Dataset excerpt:
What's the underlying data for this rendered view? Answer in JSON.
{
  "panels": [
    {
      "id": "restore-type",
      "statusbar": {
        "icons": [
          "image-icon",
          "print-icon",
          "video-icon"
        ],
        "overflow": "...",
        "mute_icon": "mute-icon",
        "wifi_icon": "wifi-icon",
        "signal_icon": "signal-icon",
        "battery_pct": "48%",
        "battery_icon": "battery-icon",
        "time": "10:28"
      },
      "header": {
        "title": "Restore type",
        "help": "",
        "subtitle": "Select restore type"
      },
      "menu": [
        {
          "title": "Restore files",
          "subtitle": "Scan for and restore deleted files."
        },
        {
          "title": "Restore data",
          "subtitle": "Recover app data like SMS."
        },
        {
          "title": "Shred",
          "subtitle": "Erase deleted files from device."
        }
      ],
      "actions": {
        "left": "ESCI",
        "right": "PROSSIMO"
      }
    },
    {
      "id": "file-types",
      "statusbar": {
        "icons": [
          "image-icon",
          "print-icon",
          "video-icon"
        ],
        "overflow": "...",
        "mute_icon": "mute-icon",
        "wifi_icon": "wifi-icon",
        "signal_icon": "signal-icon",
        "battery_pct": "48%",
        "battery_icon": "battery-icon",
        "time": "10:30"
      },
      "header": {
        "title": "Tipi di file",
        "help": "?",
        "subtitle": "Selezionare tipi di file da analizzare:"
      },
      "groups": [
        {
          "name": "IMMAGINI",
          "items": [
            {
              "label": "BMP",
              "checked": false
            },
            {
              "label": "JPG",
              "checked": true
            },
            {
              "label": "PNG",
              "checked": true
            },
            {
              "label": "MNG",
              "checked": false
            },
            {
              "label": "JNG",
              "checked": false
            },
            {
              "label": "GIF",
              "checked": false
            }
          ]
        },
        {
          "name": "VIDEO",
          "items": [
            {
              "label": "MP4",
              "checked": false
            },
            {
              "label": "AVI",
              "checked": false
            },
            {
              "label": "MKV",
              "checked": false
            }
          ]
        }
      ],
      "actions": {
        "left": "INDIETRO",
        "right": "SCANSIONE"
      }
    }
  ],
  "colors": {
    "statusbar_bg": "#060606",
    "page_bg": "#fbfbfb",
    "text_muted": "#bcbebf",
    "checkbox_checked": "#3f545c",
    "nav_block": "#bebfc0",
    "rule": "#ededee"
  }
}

---

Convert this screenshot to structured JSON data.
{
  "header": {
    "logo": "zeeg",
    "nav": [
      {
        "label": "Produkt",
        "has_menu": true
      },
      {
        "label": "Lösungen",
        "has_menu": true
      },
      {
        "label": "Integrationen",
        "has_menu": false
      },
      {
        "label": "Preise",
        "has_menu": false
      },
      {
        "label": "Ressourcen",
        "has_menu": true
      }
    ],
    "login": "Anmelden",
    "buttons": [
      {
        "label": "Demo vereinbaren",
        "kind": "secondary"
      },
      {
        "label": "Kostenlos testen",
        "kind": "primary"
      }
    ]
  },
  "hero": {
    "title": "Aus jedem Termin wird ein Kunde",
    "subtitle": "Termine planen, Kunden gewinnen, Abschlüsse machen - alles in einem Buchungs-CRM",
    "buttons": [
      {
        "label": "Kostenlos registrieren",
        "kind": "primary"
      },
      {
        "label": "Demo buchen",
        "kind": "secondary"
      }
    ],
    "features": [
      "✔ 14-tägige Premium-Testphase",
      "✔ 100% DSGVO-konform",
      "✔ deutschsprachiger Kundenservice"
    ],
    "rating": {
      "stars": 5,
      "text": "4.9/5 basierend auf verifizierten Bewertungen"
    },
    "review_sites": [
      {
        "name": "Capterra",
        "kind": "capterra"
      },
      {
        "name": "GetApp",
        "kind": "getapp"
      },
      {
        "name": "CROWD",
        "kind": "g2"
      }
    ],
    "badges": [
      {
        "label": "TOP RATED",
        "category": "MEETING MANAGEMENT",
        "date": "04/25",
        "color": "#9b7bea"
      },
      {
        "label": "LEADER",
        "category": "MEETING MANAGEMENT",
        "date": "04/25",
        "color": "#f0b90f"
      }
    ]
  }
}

→ **Work to do**
Check every line of the data, and copy the ones that contain "JSON".

→ **Answer for the task**
What's the underlying data for this rendered view? Answer in JSON.
Convert this screenshot to structured JSON data.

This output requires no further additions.